Written task - Copy each line that contains the string "this".

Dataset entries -

──────────

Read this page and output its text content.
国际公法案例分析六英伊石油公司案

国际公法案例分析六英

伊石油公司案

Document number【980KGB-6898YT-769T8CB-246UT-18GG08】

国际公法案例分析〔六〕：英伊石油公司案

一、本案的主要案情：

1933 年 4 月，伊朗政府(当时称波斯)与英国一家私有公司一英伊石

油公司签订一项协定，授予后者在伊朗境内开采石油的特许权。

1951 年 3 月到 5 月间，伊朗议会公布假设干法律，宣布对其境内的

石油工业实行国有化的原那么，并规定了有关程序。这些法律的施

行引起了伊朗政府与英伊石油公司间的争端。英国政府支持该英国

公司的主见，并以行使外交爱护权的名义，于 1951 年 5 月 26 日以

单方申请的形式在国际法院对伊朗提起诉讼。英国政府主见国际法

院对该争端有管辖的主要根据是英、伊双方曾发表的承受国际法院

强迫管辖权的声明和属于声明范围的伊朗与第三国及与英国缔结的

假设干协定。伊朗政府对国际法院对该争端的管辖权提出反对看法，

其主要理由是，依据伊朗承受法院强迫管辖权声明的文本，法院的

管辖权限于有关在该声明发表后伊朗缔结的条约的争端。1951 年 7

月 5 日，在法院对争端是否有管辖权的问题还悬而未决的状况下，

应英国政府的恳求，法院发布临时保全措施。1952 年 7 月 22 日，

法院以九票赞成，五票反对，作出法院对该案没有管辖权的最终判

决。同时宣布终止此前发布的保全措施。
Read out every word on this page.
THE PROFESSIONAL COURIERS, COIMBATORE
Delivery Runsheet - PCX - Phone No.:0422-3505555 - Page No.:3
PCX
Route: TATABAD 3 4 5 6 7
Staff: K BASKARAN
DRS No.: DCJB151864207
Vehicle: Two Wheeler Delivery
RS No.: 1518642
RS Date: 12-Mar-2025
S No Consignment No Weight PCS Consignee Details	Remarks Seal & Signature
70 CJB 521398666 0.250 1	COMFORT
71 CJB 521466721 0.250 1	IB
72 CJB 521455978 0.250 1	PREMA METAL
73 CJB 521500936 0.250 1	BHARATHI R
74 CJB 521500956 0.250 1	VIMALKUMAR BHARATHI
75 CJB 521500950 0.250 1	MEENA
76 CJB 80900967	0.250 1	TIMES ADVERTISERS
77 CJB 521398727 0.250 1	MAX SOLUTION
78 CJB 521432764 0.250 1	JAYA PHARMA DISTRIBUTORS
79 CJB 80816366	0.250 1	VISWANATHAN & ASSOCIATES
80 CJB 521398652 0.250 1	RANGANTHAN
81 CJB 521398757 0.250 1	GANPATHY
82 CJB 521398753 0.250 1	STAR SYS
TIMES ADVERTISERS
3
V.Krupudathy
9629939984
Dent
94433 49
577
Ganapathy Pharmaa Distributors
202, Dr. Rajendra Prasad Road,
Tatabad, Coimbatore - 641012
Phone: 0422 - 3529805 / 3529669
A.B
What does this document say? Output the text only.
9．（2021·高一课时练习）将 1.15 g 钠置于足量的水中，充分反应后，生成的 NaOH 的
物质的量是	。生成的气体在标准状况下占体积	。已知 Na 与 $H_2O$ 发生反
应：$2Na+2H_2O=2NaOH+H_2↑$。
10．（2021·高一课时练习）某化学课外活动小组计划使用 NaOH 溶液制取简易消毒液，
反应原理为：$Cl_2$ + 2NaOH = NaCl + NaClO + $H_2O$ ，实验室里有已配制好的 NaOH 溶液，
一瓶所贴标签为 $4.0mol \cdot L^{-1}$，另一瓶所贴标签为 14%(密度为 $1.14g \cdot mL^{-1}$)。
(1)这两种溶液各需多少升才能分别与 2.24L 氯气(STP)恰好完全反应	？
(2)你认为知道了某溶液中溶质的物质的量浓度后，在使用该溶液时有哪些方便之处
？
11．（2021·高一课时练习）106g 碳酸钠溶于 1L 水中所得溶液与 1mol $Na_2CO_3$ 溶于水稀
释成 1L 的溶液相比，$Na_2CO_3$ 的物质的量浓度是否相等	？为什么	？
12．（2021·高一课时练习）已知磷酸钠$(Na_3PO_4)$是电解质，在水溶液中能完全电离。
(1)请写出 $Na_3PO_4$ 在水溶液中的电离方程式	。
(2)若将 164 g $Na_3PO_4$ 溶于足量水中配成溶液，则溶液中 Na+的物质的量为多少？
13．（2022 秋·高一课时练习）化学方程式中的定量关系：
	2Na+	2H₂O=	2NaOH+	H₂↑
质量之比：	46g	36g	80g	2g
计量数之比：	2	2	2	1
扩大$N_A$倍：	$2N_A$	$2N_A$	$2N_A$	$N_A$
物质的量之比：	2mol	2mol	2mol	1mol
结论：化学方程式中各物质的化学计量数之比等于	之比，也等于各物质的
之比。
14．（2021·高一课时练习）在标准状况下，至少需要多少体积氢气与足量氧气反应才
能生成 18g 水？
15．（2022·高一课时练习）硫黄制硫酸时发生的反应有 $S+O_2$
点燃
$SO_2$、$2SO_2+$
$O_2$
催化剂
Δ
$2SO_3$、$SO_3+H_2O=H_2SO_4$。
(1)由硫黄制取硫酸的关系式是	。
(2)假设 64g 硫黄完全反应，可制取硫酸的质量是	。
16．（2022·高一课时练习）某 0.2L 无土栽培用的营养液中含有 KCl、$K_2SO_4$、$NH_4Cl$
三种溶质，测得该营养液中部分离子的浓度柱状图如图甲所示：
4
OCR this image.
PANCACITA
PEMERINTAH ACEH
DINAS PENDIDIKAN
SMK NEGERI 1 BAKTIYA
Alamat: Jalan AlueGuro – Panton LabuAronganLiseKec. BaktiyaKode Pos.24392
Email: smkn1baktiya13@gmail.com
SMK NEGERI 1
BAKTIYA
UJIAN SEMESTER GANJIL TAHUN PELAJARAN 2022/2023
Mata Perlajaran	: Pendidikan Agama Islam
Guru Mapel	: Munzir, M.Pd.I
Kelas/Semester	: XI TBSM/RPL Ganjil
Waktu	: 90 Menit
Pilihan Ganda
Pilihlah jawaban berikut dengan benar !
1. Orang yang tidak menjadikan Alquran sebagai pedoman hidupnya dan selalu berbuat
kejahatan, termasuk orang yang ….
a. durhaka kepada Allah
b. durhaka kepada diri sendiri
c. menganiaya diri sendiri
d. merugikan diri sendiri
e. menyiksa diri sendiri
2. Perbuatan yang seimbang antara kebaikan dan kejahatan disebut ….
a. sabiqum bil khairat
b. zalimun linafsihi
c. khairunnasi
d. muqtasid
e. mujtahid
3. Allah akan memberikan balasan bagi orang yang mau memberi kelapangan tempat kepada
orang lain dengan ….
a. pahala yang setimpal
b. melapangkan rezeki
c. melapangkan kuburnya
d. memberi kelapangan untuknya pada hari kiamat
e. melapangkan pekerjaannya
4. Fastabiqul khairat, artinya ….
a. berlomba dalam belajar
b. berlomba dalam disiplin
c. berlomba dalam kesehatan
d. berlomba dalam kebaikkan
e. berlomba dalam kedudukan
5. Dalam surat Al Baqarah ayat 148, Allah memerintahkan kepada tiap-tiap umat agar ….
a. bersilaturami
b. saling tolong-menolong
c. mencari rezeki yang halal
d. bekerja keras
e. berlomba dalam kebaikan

──────────

Task result -
Read this page and output its text content.
Read out every word on this page.
What does this document say? Output the text only.
OCR this image.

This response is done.